▸ **Problem description**
For the data below, work out how many lines contain the word "solo" and supply only that number.

start Material for the task

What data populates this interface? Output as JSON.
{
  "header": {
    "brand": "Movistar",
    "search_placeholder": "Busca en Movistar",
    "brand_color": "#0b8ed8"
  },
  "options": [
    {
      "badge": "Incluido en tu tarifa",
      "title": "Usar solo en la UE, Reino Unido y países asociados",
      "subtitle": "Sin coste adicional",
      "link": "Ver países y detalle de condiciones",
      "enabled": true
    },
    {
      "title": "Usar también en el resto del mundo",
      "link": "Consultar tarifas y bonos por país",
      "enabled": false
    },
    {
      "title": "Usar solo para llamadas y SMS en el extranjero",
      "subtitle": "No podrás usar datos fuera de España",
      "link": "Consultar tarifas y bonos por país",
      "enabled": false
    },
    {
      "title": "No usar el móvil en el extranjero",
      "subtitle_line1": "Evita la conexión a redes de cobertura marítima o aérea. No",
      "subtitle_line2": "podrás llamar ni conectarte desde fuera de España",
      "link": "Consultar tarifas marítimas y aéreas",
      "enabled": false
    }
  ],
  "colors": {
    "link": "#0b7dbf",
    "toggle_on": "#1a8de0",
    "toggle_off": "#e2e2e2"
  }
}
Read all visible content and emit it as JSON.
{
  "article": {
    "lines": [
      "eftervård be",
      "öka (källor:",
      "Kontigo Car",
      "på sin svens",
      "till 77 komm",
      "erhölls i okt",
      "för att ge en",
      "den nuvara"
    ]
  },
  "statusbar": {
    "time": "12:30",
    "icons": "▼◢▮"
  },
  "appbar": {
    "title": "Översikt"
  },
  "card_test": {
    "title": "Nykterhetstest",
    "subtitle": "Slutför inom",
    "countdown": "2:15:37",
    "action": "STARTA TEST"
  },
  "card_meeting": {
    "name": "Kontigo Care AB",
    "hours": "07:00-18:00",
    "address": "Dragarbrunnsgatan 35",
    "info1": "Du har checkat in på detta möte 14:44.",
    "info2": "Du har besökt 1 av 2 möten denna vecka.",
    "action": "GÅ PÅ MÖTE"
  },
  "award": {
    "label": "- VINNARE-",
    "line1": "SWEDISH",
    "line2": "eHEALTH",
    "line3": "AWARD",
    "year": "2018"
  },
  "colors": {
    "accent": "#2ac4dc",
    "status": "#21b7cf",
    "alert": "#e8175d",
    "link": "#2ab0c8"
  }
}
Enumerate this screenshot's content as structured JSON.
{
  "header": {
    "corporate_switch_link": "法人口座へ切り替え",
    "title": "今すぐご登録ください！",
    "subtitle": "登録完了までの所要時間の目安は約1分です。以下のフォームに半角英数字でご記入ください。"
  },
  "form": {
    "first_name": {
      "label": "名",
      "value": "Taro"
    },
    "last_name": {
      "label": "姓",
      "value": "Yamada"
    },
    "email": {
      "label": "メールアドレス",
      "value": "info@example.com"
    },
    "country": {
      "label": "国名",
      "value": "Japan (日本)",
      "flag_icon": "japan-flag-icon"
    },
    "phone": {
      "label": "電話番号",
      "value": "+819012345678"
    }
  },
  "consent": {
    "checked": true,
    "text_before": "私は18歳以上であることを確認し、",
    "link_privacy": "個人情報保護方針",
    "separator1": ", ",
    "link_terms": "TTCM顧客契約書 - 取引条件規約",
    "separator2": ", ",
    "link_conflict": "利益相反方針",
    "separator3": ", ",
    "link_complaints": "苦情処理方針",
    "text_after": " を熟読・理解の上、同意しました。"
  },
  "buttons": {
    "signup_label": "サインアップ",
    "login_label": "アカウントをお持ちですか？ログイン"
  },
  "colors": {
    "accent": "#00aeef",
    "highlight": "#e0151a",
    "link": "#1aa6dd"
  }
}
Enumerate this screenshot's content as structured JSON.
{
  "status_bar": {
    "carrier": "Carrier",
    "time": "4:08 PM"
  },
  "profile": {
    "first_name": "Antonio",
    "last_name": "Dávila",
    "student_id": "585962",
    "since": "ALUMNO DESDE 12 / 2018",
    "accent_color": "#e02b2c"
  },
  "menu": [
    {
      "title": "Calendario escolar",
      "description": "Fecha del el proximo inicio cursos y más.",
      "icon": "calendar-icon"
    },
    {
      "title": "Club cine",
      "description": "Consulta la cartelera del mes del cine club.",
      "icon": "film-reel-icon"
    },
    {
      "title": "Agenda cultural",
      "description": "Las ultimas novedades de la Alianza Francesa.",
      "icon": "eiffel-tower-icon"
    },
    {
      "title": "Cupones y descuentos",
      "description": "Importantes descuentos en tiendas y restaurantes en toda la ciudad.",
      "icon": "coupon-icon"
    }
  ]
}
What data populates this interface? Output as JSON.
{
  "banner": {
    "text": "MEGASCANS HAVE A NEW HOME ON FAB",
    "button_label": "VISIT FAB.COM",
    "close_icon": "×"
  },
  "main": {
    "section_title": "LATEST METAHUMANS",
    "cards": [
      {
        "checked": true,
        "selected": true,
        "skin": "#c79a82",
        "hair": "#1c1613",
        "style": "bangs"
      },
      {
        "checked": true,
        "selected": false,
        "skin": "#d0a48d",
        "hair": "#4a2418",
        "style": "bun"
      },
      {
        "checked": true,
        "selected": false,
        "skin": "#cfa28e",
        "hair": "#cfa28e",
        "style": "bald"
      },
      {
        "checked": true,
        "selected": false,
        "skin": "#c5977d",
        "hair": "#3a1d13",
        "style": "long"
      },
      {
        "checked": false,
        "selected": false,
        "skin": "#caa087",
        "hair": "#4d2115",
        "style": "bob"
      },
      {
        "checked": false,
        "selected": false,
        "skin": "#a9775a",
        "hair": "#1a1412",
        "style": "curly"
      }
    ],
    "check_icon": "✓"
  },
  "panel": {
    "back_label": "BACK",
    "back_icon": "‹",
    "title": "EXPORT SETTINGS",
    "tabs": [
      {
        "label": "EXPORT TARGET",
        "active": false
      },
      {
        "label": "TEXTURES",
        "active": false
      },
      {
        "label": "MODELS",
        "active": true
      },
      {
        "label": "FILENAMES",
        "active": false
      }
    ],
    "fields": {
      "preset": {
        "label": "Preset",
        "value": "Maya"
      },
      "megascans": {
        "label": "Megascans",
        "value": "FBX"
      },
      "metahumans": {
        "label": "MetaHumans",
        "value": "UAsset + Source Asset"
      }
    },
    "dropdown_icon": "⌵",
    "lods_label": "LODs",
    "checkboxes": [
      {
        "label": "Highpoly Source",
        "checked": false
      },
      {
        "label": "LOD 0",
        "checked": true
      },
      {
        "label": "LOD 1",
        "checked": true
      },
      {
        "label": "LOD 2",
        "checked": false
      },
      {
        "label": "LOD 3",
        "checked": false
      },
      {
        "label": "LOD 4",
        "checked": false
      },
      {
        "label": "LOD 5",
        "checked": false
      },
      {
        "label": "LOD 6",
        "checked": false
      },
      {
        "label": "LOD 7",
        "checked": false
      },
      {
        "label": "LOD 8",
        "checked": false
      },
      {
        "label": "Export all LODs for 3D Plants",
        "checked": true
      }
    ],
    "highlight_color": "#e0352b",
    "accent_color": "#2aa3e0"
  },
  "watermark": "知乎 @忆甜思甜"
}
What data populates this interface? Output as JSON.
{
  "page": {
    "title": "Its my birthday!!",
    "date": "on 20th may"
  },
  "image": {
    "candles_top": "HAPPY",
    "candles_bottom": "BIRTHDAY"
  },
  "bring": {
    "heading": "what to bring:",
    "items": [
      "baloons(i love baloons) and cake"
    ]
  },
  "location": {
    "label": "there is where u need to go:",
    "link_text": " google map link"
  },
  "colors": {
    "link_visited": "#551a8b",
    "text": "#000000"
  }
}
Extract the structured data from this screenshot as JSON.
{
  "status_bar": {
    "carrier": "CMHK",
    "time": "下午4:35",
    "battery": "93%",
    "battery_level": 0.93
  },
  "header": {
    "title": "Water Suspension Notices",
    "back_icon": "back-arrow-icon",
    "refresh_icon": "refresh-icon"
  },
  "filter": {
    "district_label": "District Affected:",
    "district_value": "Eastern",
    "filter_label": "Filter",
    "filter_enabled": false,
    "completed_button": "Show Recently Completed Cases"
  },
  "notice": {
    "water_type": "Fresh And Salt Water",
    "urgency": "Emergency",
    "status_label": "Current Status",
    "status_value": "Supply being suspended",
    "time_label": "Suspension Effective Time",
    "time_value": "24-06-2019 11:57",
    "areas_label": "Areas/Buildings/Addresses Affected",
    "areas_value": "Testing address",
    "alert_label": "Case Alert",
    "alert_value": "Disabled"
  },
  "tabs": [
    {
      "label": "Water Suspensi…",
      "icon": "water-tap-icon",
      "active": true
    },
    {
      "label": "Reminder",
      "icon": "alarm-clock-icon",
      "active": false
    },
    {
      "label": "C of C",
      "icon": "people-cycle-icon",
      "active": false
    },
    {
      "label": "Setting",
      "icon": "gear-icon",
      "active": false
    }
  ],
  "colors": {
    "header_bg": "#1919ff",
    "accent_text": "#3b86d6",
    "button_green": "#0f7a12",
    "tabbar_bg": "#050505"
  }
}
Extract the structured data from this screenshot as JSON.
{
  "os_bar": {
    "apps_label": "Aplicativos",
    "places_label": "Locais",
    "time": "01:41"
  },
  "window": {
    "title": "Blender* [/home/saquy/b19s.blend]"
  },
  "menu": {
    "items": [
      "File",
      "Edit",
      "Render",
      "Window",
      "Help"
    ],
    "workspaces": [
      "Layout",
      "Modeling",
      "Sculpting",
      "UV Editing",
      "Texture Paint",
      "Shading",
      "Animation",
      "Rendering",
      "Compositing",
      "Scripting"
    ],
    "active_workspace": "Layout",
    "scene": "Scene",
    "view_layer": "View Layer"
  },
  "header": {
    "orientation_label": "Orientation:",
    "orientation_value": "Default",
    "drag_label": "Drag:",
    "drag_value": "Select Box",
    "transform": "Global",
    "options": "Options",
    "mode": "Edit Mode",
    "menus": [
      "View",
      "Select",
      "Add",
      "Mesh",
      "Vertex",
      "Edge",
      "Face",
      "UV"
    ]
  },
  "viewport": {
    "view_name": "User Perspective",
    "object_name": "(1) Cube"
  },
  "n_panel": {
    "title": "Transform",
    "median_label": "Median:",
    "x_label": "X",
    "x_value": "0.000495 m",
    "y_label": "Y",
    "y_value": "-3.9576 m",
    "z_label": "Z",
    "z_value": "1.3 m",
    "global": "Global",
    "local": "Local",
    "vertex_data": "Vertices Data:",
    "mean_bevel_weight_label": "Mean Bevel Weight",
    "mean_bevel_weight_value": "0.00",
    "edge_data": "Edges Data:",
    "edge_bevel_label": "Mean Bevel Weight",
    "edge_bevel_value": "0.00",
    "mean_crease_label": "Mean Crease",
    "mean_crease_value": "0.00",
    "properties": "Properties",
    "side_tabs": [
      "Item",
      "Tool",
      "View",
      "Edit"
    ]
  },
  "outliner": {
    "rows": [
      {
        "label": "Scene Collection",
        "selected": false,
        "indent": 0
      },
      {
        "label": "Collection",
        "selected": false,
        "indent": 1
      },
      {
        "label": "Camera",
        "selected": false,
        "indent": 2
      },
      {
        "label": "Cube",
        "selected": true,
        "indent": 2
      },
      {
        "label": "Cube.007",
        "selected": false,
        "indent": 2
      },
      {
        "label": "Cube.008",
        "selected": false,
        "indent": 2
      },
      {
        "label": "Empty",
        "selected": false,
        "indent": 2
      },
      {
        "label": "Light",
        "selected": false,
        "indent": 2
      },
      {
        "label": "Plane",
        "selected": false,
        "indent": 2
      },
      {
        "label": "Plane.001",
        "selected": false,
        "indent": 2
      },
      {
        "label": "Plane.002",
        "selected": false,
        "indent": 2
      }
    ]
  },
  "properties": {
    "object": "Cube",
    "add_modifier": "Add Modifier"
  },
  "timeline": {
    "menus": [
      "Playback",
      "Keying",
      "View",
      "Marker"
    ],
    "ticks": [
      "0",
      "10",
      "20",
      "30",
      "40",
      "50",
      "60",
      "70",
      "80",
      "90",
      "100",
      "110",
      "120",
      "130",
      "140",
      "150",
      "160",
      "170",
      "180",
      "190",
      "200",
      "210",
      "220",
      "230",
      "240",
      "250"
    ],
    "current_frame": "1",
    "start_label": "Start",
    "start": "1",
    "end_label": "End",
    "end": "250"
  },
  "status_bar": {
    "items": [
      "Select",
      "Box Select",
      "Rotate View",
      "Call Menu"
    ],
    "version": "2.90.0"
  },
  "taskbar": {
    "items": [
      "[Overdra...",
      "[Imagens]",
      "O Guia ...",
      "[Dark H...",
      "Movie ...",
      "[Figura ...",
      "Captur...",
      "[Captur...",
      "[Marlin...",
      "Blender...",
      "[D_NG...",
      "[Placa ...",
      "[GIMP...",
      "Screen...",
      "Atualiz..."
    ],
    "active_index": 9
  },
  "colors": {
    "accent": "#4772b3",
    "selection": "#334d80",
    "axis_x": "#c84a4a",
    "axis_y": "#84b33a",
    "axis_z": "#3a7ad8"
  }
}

end Material for the task

▸ **Task output**
2